Filter these entries so that only lines with the word "JSON" remain.

____

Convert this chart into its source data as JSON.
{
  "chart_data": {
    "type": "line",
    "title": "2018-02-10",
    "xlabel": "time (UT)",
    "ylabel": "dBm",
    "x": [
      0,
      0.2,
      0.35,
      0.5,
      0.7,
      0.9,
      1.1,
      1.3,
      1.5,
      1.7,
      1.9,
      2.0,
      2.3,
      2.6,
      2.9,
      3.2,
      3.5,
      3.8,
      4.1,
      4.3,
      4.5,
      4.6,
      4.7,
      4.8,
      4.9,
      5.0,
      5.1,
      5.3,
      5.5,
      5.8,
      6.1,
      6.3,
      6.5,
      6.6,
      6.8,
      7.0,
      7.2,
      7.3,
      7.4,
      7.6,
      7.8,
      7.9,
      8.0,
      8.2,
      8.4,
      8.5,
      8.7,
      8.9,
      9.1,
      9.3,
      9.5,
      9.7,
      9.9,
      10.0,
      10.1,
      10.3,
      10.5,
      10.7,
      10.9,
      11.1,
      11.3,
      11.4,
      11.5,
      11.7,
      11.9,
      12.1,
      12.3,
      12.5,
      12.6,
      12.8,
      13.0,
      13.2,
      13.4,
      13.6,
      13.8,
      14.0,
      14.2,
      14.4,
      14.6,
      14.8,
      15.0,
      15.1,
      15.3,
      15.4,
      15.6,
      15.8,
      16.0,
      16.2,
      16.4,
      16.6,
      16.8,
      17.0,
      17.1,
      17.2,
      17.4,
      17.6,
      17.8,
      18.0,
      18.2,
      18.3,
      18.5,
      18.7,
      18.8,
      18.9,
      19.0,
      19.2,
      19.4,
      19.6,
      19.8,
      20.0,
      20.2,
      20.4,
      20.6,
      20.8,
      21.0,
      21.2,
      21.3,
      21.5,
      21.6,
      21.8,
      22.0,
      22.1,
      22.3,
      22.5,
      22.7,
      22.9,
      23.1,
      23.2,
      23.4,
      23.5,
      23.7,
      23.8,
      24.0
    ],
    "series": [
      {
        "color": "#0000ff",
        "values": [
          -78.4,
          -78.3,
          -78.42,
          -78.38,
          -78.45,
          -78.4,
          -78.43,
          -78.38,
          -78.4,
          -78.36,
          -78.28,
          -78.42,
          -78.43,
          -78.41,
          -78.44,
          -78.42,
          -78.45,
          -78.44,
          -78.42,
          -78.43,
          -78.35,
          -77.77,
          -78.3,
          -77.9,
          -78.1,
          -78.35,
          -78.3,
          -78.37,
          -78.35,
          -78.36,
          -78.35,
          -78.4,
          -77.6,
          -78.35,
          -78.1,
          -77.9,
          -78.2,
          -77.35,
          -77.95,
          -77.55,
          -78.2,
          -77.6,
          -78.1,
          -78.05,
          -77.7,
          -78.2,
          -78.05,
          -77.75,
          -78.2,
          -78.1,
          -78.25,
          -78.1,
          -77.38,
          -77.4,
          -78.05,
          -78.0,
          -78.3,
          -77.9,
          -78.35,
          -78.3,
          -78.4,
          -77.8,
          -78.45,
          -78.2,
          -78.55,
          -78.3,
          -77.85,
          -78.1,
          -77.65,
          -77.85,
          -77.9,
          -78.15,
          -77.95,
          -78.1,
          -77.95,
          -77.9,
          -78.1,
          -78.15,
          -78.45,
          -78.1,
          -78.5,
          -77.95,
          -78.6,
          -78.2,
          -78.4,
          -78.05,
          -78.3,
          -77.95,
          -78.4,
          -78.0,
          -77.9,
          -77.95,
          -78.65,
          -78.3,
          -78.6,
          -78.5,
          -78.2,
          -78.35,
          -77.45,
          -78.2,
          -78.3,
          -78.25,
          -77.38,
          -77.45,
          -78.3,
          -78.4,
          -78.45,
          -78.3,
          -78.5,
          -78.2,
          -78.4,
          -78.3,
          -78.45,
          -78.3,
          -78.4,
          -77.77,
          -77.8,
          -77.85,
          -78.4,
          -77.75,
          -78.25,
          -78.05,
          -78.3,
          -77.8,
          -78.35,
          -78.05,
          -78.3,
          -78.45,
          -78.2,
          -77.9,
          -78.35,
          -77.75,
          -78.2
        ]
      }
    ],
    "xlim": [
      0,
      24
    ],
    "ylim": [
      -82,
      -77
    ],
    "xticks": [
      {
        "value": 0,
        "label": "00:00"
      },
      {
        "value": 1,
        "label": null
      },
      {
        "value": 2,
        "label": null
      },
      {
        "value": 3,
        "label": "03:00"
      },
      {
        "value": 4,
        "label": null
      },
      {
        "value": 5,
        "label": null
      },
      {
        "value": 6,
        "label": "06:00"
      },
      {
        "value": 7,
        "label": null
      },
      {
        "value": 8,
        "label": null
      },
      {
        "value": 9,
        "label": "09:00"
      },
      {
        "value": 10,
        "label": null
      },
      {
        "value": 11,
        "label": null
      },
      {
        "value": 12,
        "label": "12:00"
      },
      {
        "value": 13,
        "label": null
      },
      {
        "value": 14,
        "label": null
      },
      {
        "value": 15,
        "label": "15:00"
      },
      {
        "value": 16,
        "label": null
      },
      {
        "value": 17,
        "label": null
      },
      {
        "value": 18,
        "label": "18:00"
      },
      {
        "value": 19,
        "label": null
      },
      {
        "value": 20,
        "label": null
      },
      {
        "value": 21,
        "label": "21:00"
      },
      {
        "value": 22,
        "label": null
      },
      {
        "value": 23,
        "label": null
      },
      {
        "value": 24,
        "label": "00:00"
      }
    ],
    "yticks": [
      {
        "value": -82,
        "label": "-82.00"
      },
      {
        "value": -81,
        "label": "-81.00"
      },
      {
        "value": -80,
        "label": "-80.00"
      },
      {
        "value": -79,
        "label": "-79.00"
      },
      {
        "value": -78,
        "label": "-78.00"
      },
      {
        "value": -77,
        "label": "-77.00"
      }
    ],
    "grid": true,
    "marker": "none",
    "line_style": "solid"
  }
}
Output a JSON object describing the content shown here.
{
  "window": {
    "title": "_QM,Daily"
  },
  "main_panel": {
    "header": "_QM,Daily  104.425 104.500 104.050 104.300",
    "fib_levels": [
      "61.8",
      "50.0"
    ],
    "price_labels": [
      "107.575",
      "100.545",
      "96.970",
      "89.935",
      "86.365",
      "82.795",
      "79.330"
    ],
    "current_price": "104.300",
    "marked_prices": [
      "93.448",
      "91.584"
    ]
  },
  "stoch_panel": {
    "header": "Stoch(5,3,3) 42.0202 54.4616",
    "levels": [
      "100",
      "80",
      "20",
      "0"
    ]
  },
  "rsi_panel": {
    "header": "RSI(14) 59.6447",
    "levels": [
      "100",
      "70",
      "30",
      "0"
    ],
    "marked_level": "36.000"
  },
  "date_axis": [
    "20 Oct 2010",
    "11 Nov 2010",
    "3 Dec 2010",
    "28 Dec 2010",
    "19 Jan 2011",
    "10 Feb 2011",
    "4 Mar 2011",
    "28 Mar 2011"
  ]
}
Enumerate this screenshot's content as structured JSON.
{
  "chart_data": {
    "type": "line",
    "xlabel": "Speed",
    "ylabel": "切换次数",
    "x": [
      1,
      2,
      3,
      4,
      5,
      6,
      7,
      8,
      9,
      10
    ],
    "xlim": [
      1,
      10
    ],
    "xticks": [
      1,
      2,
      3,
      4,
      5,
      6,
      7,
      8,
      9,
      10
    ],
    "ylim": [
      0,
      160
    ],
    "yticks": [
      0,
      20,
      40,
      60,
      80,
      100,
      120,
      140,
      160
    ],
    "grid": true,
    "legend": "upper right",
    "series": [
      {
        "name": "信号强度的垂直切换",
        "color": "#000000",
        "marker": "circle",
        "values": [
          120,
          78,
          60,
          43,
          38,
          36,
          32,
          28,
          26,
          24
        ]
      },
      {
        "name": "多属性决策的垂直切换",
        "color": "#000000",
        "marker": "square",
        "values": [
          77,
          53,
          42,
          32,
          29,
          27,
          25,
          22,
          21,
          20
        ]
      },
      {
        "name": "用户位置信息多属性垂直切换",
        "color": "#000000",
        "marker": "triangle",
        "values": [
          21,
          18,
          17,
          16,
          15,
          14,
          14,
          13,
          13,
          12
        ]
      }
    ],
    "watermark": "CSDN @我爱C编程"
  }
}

____

SOLVED EXERCISE:
Convert this chart into its source data as JSON.
Output a JSON object describing the content shown here.
Enumerate this screenshot's content as structured JSON.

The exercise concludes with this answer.